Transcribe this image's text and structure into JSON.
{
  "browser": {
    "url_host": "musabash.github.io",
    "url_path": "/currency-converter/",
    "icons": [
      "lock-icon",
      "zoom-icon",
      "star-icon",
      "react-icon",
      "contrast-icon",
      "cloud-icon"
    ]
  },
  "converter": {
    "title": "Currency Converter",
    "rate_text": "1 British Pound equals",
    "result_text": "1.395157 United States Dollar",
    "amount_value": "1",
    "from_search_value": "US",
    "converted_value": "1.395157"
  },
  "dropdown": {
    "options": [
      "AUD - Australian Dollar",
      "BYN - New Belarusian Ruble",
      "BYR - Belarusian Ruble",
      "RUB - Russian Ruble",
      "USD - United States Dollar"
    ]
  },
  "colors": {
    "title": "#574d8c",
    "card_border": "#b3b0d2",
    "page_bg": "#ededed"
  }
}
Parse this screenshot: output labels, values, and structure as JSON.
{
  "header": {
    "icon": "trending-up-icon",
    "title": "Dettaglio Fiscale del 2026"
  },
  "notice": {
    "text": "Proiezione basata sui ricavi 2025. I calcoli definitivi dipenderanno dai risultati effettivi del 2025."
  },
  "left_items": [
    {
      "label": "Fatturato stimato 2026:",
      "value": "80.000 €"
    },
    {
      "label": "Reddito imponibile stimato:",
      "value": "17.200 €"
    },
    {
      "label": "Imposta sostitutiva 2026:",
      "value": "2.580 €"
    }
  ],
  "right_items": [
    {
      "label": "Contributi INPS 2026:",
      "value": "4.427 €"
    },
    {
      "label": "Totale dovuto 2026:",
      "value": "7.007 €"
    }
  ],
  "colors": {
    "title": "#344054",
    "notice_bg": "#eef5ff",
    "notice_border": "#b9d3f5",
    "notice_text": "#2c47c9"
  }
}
################
GIVEN PROBLEM: Repeat all of the records above exactly as written.

OUTPUT OF THE TASK:
Transcribe this image's text and structure into JSON.
{
  "browser": {
    "url_host": "musabash.github.io",
    "url_path": "/currency-converter/",
    "icons": [
      "lock-icon",
      "zoom-icon",
      "star-icon",
      "react-icon",
      "contrast-icon",
      "cloud-icon"
    ]
  },
  "converter": {
    "title": "Currency Converter",
    "rate_text": "1 British Pound equals",
    "result_text": "1.395157 United States Dollar",
    "amount_value": "1",
    "from_search_value": "US",
    "converted_value": "1.395157"
  },
  "dropdown": {
    "options": [
      "AUD - Australian Dollar",
      "BYN - New Belarusian Ruble",
      "BYR - Belarusian Ruble",
      "RUB - Russian Ruble",
      "USD - United States Dollar"
    ]
  },
  "colors": {
    "title": "#574d8c",
    "card_border": "#b3b0d2",
    "page_bg": "#ededed"
  }
}
Parse this screenshot: output labels, values, and structure as JSON.
{
  "header": {
    "icon": "trending-up-icon",
    "title": "Dettaglio Fiscale del 2026"
  },
  "notice": {
    "text": "Proiezione basata sui ricavi 2025. I calcoli definitivi dipenderanno dai risultati effettivi del 2025."
  },
  "left_items": [
    {
      "label": "Fatturato stimato 2026:",
      "value": "80.000 €"
    },
    {
      "label": "Reddito imponibile stimato:",
      "value": "17.200 €"
    },
    {
      "label": "Imposta sostitutiva 2026:",
      "value": "2.580 €"
    }
  ],
  "right_items": [
    {
      "label": "Contributi INPS 2026:",
      "value": "4.427 €"
    },
    {
      "label": "Totale dovuto 2026:",
      "value": "7.007 €"
    }
  ],
  "colors": {
    "title": "#344054",
    "notice_bg": "#eef5ff",
    "notice_border": "#b9d3f5",
    "notice_text": "#2c47c9"
  }
}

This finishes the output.